Instruction
Where a line below holds the string "нормативными", copy that line.

Saved data entries

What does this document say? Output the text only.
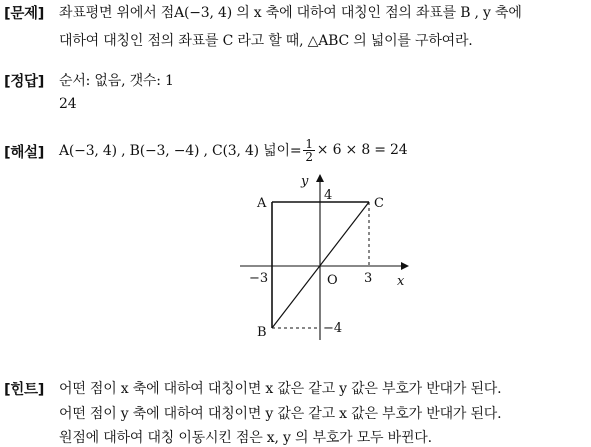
[문제] 좌표평면 위에서 점A(−3, 4) 의 x 축에 대하여 대칭인 점의 좌표를 B , y 축에
대하여 대칭인 점의 좌표를 C 라고 할 때, △ABC 의 넓이를 구하여라.
[정답] 순서: 없음, 갯수: 1
24
[해설] A(−3, 4) , B(−3, −4) , C(3, 4) 넓이= $\frac{1}{2} \times 6 \times 8 = 24$
A
B
C
O	x
y
4
−4
3
−3
[힌트] 어떤 점이 x 축에 대하여 대칭이면 x 값은 같고 y 값은 부호가 반대가 된다.
어떤 점이 y 축에 대하여 대칭이면 y 값은 같고 x 값은 부호가 반대가 된다.
원점에 대하여 대칭 이동시킨 점은 x, y 의 부호가 모두 바뀐다.
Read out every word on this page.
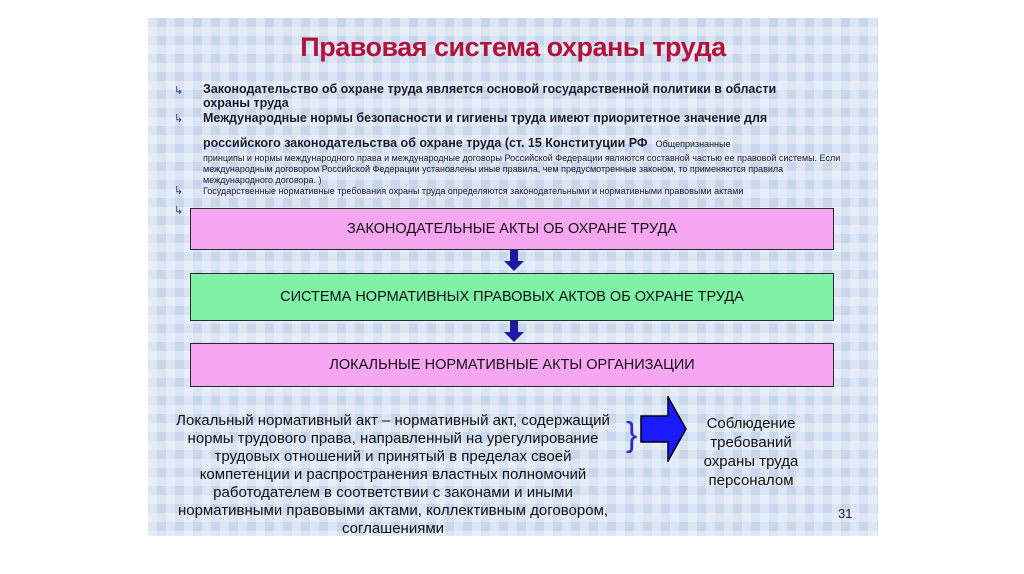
Правовая система охраны труда
↳ Законодательство об охране труда является основой государственной политики в области охраны труда
↳ Международные нормы безопасности и гигиены труда имеют приоритетное значение для
российского законодательства об охране труда (ст. 15 Конституции РФ Общепризнанные
принципы и нормы международного права и международные договоры Российской Федерации являются составной частью ее правовой системы. Если международным договором Российской Федерации установлены иные правила, чем предусмотренные законом, то применяются правила международного договора. )
↳ Государственные нормативные требования охраны труда определяются законодательными и нормативными правовыми актами
↳
ЗАКОНОДАТЕЛЬНЫЕ АКТЫ ОБ ОХРАНЕ ТРУДА
СИСТЕМА НОРМАТИВНЫХ ПРАВОВЫХ АКТОВ ОБ ОХРАНЕ ТРУДА
ЛОКАЛЬНЫЕ НОРМАТИВНЫЕ АКТЫ ОРГАНИЗАЦИИ
Локальный нормативный акт – нормативный акт, содержащий нормы трудового права, направленный на урегулирование трудовых отношений и принятый в пределах своей компетенции и распространения властных полномочий работодателем в соответствии с законами и иными нормативными правовыми актами, коллективным договором, соглашениями
}	Соблюдение требований охраны труда персоналом
31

Right answer
↳ Государственные нормативные требования охраны труда определяются законодательными и нормативными правовыми актами
Локальный нормативный акт – нормативный акт, содержащий нормы трудового права, направленный на урегулирование трудовых отношений и принятый в пределах своей компетенции и распространения властных полномочий работодателем в соответствии с законами и иными нормативными правовыми актами, коллективным договором, соглашениями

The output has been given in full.